Pictures stay out. Everything else in the entries is copied exactly.

──────── Available data ────────

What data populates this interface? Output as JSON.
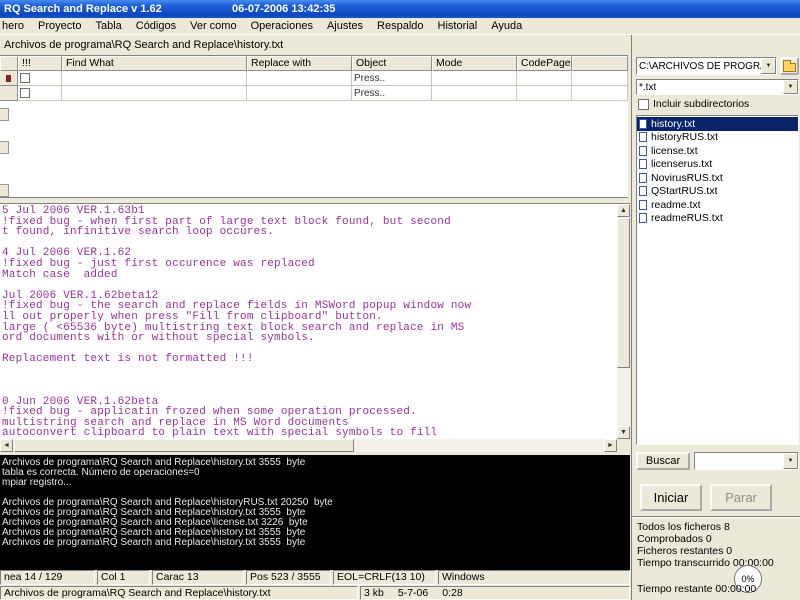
{
  "window": {
    "title": "RQ Search and Replace v 1.62",
    "datetime": "06-07-2006  13:42:35"
  },
  "menu_items": [
    "hero",
    "Proyecto",
    "Tabla",
    "Códigos",
    "Ver como",
    "Operaciones",
    "Ajustes",
    "Respaldo",
    "Historial",
    "Ayuda"
  ],
  "path_bar": "Archivos de programa\\RQ Search and Replace\\history.txt",
  "table": {
    "columns": [
      "!!!",
      "Find What",
      "Replace with",
      "Object",
      "Mode",
      "CodePage"
    ],
    "rows": [
      {
        "find": "",
        "replace": "",
        "object": "Press..",
        "mode": "",
        "codepage": ""
      },
      {
        "find": "",
        "replace": "",
        "object": "Press..",
        "mode": "",
        "codepage": ""
      }
    ]
  },
  "editor": {
    "lines": [
      "5 Jul 2006 VER.1.63b1",
      "!fixed bug - when first part of large text block found, but second",
      "t found, infinitive search loop occures.",
      "",
      "4 Jul 2006 VER.1.62",
      "!fixed bug - just first occurence was replaced",
      "Match case  added",
      "",
      "Jul 2006 VER.1.62beta12",
      "!fixed bug - the search and replace fields in MSWord popup window now",
      "ll out properly when press \"Fill from clipboard\" button.",
      "large ( <65536 byte) multistring text block search and replace in MS",
      "ord documents with or without special symbols.",
      "",
      "Replacement text is not formatted !!!",
      "",
      "",
      "",
      "0 Jun 2006 VER.1.62beta",
      "!fixed bug - applicatin frozed when some operation processed.",
      "multistring search and replace in MS Word documents",
      "autoconvert clipboard to plain text with special symbols to fill"
    ]
  },
  "log": {
    "lines": [
      "Archivos de programa\\RQ Search and Replace\\history.txt 3555  byte",
      "tabla es correcta. Número de operaciones=0",
      "mpiar registro...",
      "",
      "Archivos de programa\\RQ Search and Replace\\historyRUS.txt 20250  byte",
      "Archivos de programa\\RQ Search and Replace\\history.txt 3555  byte",
      "Archivos de programa\\RQ Search and Replace\\license.txt 3226  byte",
      "Archivos de programa\\RQ Search and Replace\\history.txt 3555  byte",
      "Archivos de programa\\RQ Search and Replace\\history.txt 3555  byte"
    ]
  },
  "right_panel": {
    "dir_combo": "C:\\ARCHIVOS DE PROGRAMA\\RQ",
    "mask_combo": "*.txt",
    "include_subdirs": "Incluir subdirectorios",
    "files": [
      {
        "name": "history.txt",
        "selected": true
      },
      {
        "name": "historyRUS.txt"
      },
      {
        "name": "license.txt"
      },
      {
        "name": "licenserus.txt"
      },
      {
        "name": "NovirusRUS.txt"
      },
      {
        "name": "QStartRUS.txt"
      },
      {
        "name": "readme.txt"
      },
      {
        "name": "readmeRUS.txt"
      }
    ],
    "search_button": "Buscar",
    "start_button": "Iniciar",
    "stop_button": "Parar",
    "stats": [
      "Todos los ficheros 8",
      "Comprobados 0",
      "Ficheros restantes 0",
      "Tiempo transcurrido 00:00:00"
    ],
    "progress": "0%",
    "time_remaining": "Tiempo restante 00:00:00"
  },
  "status_bar": [
    "nea 14 / 129",
    "Col 1",
    "Carac 13",
    "Pos 523 / 3555",
    "EOL=CRLF(13 10)",
    "Windows"
  ],
  "file_bar": {
    "path": "Archivos de programa\\RQ Search and Replace\\history.txt",
    "size": "3 kb",
    "date": "5-7-06",
    "time": "0:28"
  },
  "icons": {
    "up": "▲",
    "down": "▼",
    "left": "◄",
    "right": "►"
  },
  "colors": {
    "titlebar_blue": "#1c5fd8",
    "chrome": "#ECE9D8",
    "selection_navy": "#0A246A",
    "editor_text": "#993399",
    "log_background": "#000000"
  }
}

────────

* [Final answer]:
What data populates this interface? Output as JSON.
{
  "window": {
    "title": "RQ Search and Replace v 1.62",
    "datetime": "06-07-2006  13:42:35"
  },
  "menu_items": [
    "hero",
    "Proyecto",
    "Tabla",
    "Códigos",
    "Ver como",
    "Operaciones",
    "Ajustes",
    "Respaldo",
    "Historial",
    "Ayuda"
  ],
  "path_bar": "Archivos de programa\\RQ Search and Replace\\history.txt",
  "table": {
    "columns": [
      "!!!",
      "Find What",
      "Replace with",
      "Object",
      "Mode",
      "CodePage"
    ],
    "rows": [
      {
        "find": "",
        "replace": "",
        "object": "Press..",
        "mode": "",
        "codepage": ""
      },
      {
        "find": "",
        "replace": "",
        "object": "Press..",
        "mode": "",
        "codepage": ""
      }
    ]
  },
  "editor": {
    "lines": [
      "5 Jul 2006 VER.1.63b1",
      "!fixed bug - when first part of large text block found, but second",
      "t found, infinitive search loop occures.",
      "",
      "4 Jul 2006 VER.1.62",
      "!fixed bug - just first occurence was replaced",
      "Match case  added",
      "",
      "Jul 2006 VER.1.62beta12",
      "!fixed bug - the search and replace fields in MSWord popup window now",
      "ll out properly when press \"Fill from clipboard\" button.",
      "large ( <65536 byte) multistring text block search and replace in MS",
      "ord documents with or without special symbols.",
      "",
      "Replacement text is not formatted !!!",
      "",
      "",
      "",
      "0 Jun 2006 VER.1.62beta",
      "!fixed bug - applicatin frozed when some operation processed.",
      "multistring search and replace in MS Word documents",
      "autoconvert clipboard to plain text with special symbols to fill"
    ]
  },
  "log": {
    "lines": [
      "Archivos de programa\\RQ Search and Replace\\history.txt 3555  byte",
      "tabla es correcta. Número de operaciones=0",
      "mpiar registro...",
      "",
      "Archivos de programa\\RQ Search and Replace\\historyRUS.txt 20250  byte",
      "Archivos de programa\\RQ Search and Replace\\history.txt 3555  byte",
      "Archivos de programa\\RQ Search and Replace\\license.txt 3226  byte",
      "Archivos de programa\\RQ Search and Replace\\history.txt 3555  byte",
      "Archivos de programa\\RQ Search and Replace\\history.txt 3555  byte"
    ]
  },
  "right_panel": {
    "dir_combo": "C:\\ARCHIVOS DE PROGRAMA\\RQ",
    "mask_combo": "*.txt",
    "include_subdirs": "Incluir subdirectorios",
    "files": [
      {
        "name": "history.txt",
        "selected": true
      },
      {
        "name": "historyRUS.txt"
      },
      {
        "name": "license.txt"
      },
      {
        "name": "licenserus.txt"
      },
      {
        "name": "NovirusRUS.txt"
      },
      {
        "name": "QStartRUS.txt"
      },
      {
        "name": "readme.txt"
      },
      {
        "name": "readmeRUS.txt"
      }
    ],
    "search_button": "Buscar",
    "start_button": "Iniciar",
    "stop_button": "Parar",
    "stats": [
      "Todos los ficheros 8",
      "Comprobados 0",
      "Ficheros restantes 0",
      "Tiempo transcurrido 00:00:00"
    ],
    "progress": "0%",
    "time_remaining": "Tiempo restante 00:00:00"
  },
  "status_bar": [
    "nea 14 / 129",
    "Col 1",
    "Carac 13",
    "Pos 523 / 3555",
    "EOL=CRLF(13 10)",
    "Windows"
  ],
  "file_bar": {
    "path": "Archivos de programa\\RQ Search and Replace\\history.txt",
    "size": "3 kb",
    "date": "5-7-06",
    "time": "0:28"
  },
  "icons": {
    "up": "▲",
    "down": "▼",
    "left": "◄",
    "right": "►"
  },
  "colors": {
    "titlebar_blue": "#1c5fd8",
    "chrome": "#ECE9D8",
    "selection_navy": "#0A246A",
    "editor_text": "#993399",
    "log_background": "#000000"
  }
}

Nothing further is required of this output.